----- Data for processing -----
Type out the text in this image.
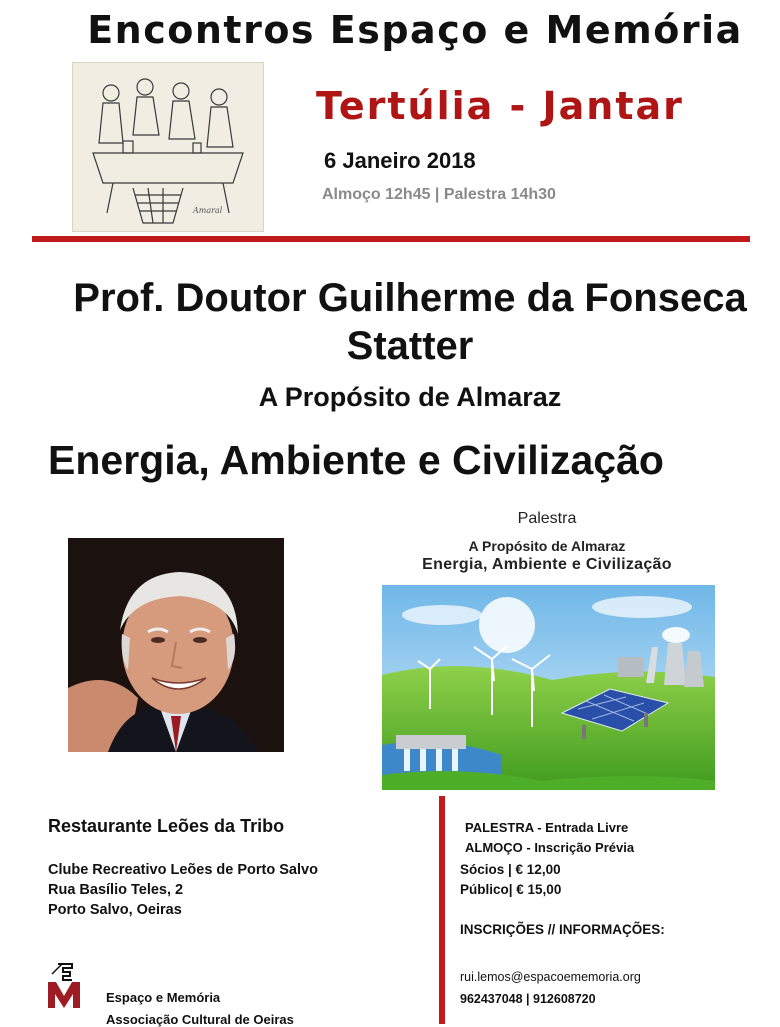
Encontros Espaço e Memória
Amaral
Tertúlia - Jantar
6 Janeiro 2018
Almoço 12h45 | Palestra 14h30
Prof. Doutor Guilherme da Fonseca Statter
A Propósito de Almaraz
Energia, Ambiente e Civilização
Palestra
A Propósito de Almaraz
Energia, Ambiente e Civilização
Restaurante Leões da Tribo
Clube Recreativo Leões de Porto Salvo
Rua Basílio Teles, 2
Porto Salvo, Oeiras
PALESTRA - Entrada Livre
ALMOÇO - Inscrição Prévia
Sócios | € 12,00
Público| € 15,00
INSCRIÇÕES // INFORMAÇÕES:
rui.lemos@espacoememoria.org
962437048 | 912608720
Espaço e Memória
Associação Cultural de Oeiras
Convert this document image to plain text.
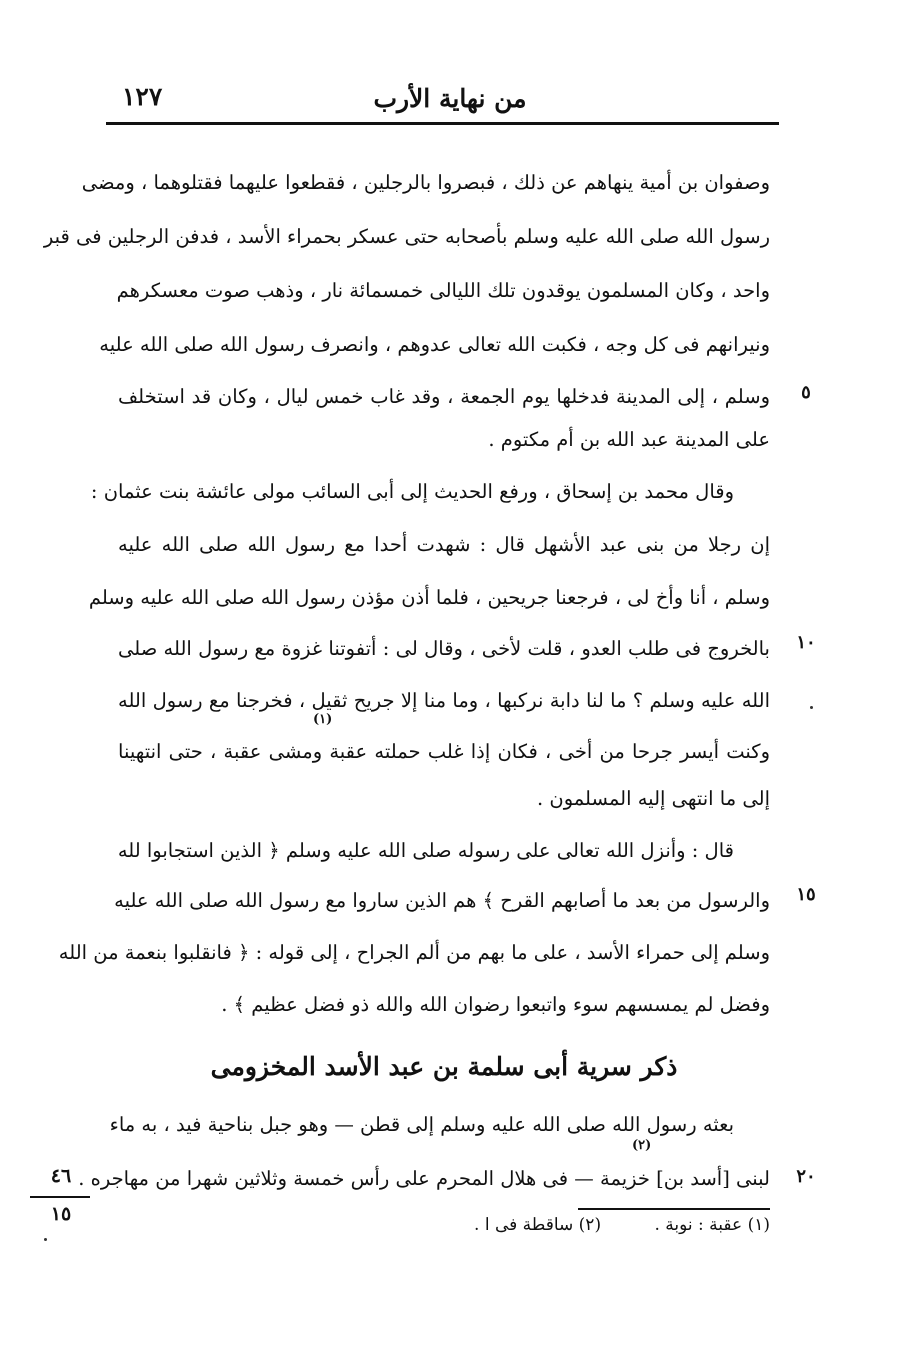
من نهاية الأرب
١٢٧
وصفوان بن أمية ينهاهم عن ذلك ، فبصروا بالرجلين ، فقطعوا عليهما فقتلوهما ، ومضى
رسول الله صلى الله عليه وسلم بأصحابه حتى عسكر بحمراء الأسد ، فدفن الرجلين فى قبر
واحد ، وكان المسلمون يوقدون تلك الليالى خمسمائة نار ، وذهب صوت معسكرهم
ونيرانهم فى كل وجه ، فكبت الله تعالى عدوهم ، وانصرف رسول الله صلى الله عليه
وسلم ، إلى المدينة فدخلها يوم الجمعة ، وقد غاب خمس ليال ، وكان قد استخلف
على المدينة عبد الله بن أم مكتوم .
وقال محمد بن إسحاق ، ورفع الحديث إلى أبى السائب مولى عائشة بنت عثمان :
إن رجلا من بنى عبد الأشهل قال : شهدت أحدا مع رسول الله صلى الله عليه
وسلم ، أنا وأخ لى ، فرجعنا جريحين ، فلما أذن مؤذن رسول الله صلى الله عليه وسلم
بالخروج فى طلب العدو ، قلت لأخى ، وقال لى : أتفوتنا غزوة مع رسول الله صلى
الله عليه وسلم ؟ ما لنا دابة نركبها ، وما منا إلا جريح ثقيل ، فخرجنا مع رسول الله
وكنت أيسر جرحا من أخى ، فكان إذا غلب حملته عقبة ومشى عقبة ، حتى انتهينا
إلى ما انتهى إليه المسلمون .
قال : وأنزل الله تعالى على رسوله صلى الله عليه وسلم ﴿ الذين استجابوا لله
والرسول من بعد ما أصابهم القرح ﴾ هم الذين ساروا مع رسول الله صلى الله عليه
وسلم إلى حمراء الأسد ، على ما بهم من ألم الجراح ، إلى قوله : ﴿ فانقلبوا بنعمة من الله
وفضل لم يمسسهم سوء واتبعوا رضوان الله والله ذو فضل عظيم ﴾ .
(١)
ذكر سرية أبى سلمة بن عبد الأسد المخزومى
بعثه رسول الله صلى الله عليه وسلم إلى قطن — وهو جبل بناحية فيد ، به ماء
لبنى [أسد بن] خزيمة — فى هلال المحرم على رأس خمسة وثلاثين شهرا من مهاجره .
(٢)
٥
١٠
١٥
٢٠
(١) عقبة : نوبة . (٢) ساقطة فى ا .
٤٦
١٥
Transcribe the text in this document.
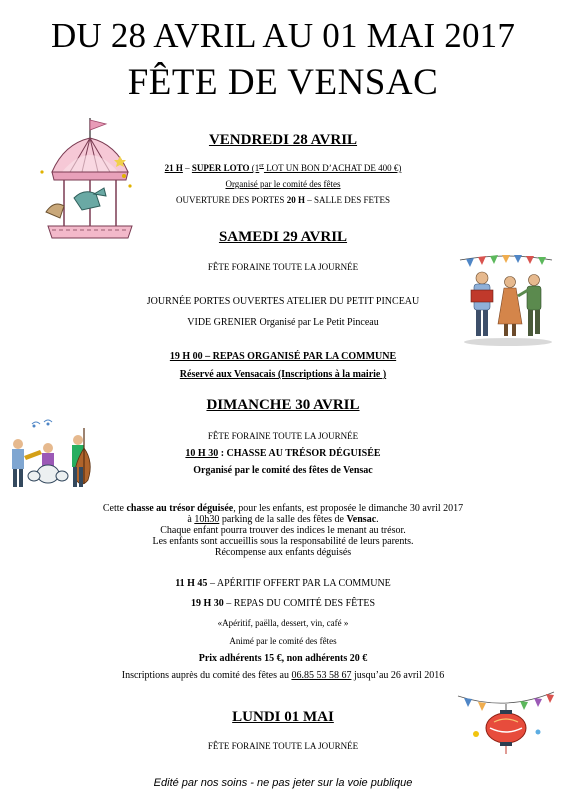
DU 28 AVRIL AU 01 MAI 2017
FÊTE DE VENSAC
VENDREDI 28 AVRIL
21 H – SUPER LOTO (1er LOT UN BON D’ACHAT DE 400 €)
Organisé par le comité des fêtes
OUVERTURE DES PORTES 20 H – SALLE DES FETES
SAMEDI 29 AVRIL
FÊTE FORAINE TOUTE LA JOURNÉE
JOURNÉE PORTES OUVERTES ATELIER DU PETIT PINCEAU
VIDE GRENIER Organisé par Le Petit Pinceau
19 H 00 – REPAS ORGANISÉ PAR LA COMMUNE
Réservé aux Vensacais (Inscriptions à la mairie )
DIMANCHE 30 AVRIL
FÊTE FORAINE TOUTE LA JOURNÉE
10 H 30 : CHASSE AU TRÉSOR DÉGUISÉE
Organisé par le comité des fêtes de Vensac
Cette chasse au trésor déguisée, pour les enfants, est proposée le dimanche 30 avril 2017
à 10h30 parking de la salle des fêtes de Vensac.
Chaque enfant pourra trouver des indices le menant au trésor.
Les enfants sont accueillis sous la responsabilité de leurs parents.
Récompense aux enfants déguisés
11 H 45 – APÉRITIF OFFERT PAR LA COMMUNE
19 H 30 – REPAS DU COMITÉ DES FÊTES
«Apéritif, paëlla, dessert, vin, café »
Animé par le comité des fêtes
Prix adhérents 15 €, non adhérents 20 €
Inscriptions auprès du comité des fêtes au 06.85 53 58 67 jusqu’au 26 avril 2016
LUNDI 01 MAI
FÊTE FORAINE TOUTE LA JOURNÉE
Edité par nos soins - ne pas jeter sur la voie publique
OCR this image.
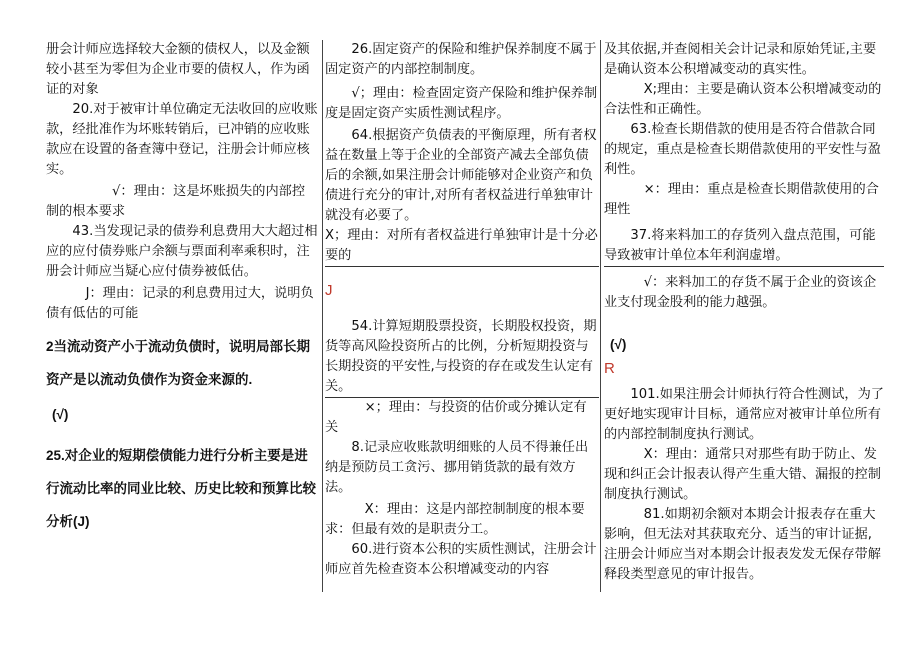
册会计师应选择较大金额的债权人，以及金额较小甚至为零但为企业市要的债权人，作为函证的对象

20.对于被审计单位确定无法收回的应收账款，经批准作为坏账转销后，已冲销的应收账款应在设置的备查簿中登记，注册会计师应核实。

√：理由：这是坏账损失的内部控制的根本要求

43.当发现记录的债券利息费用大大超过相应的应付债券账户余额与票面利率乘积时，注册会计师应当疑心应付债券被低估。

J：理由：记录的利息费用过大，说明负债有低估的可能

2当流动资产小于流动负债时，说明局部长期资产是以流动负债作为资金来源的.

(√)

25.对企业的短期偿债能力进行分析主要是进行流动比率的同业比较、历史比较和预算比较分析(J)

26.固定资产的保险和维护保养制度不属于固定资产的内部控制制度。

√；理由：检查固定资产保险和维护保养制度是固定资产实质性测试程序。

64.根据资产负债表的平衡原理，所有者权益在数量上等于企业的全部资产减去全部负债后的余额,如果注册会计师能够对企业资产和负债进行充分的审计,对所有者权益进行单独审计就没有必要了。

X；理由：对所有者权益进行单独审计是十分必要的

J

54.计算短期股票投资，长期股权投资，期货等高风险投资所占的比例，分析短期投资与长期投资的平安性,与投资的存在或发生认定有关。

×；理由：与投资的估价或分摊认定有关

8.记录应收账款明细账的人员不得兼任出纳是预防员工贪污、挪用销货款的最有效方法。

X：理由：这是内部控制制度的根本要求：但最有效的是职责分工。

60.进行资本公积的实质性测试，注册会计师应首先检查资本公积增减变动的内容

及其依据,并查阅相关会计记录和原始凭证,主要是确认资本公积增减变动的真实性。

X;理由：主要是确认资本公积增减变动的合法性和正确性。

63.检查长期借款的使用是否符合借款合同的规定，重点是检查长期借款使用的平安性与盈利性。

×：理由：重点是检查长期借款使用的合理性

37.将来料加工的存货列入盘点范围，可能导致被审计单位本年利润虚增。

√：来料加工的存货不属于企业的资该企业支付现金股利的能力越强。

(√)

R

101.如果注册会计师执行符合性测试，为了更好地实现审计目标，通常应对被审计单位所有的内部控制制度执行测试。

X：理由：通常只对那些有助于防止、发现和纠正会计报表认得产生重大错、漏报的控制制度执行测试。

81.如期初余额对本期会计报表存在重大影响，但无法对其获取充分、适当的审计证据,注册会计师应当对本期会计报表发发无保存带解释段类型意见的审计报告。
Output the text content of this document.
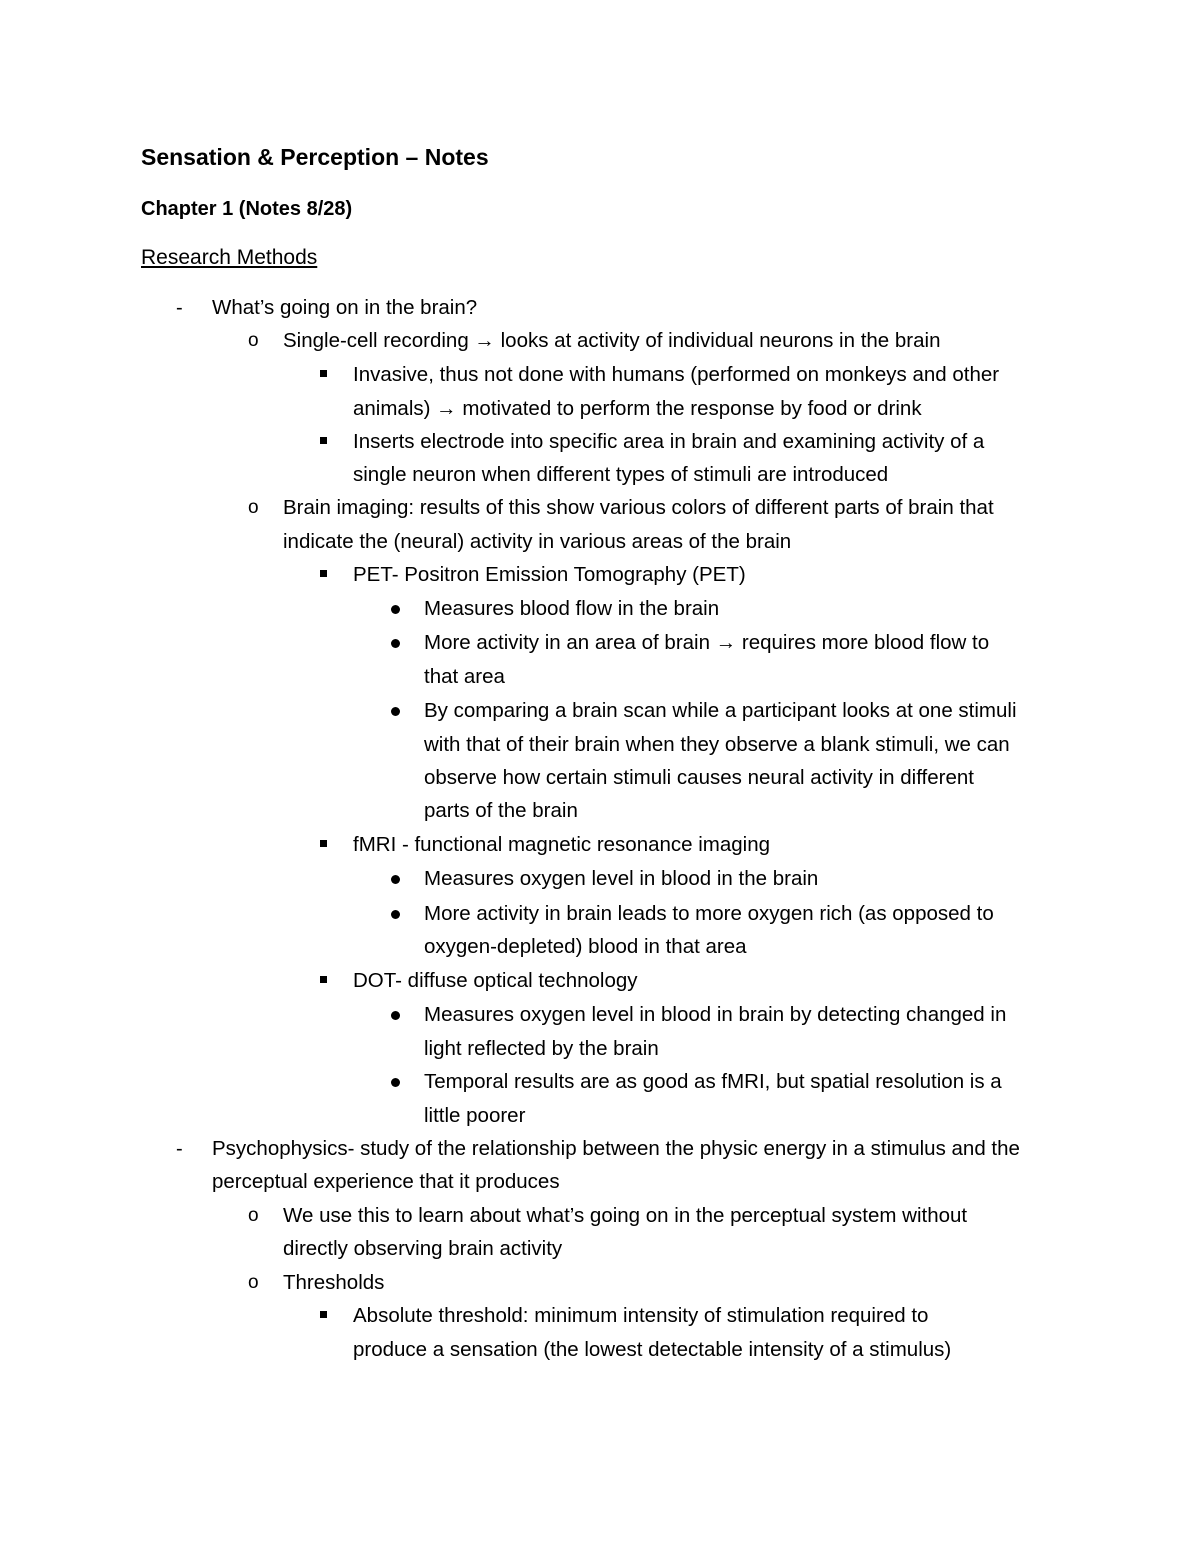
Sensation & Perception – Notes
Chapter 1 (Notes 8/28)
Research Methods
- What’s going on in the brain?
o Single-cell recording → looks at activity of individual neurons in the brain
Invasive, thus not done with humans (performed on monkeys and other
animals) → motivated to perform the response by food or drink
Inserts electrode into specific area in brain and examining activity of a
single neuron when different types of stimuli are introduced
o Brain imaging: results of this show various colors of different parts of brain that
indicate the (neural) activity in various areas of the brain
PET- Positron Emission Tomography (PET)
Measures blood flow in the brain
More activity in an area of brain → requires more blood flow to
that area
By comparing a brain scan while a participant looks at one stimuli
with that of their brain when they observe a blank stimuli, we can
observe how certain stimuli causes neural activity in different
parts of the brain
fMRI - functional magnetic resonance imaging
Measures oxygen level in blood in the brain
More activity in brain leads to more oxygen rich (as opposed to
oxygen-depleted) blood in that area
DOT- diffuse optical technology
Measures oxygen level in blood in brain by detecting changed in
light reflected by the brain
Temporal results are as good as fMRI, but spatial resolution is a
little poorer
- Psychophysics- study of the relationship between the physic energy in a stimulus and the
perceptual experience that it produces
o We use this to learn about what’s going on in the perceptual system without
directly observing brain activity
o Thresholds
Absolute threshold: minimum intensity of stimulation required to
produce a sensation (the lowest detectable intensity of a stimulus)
-----
Stated goal:
Among the lines of the data above, determine how many contain the word "various". Report the number alone.

Output below:
2